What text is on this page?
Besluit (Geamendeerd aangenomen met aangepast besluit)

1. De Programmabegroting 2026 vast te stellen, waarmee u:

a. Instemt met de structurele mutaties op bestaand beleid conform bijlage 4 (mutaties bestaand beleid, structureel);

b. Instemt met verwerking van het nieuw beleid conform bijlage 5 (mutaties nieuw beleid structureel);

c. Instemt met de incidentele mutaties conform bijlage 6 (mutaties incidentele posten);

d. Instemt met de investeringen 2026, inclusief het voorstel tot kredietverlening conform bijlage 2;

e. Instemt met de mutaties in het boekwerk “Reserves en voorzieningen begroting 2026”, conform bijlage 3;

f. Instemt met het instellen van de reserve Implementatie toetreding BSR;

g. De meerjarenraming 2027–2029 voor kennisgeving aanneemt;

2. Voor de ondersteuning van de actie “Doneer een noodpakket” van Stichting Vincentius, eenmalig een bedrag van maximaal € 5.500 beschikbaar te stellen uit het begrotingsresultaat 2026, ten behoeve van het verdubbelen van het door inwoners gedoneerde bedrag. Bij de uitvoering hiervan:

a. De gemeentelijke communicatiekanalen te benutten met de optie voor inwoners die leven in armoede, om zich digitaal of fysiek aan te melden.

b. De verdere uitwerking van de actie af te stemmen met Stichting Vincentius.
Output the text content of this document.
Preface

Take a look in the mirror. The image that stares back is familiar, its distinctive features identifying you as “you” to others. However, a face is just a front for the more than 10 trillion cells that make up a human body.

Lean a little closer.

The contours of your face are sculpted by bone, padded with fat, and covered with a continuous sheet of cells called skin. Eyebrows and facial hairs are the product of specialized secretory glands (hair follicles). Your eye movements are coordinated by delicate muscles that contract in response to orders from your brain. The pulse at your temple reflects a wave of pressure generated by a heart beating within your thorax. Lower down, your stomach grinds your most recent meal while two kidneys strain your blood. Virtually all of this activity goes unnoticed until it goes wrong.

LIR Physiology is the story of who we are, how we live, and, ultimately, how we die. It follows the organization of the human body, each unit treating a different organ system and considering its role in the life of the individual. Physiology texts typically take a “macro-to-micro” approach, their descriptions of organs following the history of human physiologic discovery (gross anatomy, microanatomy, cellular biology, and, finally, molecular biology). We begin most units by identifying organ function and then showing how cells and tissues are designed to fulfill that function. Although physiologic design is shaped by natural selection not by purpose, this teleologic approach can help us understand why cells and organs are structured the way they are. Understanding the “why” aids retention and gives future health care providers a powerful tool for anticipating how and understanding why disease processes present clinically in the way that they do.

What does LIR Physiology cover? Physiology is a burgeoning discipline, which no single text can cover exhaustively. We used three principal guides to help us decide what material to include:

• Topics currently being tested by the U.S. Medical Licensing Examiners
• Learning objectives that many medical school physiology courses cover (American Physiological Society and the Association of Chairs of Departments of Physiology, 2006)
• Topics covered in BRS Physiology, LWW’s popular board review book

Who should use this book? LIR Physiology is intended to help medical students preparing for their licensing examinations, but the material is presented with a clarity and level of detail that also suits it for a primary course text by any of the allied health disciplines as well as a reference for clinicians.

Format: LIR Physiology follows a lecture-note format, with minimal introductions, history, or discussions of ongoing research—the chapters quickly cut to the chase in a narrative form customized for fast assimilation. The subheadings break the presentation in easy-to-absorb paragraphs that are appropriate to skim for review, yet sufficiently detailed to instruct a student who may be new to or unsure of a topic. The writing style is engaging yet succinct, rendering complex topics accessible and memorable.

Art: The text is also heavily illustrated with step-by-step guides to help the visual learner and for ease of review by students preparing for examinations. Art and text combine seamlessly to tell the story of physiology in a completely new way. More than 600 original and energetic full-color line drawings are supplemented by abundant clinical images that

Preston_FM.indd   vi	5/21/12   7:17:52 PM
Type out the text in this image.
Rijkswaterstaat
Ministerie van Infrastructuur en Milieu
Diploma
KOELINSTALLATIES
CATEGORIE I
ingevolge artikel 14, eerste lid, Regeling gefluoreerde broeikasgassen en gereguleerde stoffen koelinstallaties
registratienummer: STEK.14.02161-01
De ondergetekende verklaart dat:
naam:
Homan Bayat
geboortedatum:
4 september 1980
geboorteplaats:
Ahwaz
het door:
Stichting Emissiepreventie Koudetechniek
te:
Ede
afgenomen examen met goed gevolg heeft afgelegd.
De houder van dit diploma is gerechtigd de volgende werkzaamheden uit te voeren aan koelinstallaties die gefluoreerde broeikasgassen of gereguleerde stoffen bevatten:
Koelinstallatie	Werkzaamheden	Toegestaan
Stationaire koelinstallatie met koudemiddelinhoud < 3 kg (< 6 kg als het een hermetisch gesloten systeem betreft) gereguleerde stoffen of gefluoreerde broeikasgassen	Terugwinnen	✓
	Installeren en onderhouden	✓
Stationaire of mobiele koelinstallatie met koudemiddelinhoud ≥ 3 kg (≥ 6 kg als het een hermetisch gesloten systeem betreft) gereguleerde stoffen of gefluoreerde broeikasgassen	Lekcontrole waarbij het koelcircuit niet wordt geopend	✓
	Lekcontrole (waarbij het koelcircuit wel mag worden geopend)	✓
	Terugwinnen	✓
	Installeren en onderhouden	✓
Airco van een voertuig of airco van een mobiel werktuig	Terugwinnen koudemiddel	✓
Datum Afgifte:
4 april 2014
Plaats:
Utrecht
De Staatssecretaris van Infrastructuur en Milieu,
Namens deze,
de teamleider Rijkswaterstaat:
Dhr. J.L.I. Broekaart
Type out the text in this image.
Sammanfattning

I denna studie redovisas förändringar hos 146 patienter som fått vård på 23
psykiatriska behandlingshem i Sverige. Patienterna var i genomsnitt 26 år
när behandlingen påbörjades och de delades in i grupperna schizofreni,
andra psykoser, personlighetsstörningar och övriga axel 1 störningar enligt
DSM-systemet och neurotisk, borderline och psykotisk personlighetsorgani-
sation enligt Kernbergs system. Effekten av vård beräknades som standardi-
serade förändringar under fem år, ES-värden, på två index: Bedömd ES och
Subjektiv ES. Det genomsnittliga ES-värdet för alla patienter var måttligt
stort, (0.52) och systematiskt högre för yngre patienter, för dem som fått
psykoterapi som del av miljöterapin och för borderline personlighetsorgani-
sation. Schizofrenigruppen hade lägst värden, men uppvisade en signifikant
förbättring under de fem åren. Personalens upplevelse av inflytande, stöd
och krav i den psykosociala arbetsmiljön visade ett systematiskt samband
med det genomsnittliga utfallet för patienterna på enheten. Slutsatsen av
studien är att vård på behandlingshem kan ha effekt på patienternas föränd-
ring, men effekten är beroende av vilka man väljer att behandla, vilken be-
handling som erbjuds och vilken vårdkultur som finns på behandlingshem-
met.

▶ [AIM OF THE EXERCISE] Would you copy out every line in the records that includes the string "personlighetsorgani"?

▶ [RESPONSE TO THIS EXERCISE]
DSM-systemet och neurotisk, borderline och psykotisk personlighetsorgani-
psykoterapi som del av miljöterapin och för borderline personlighetsorgani-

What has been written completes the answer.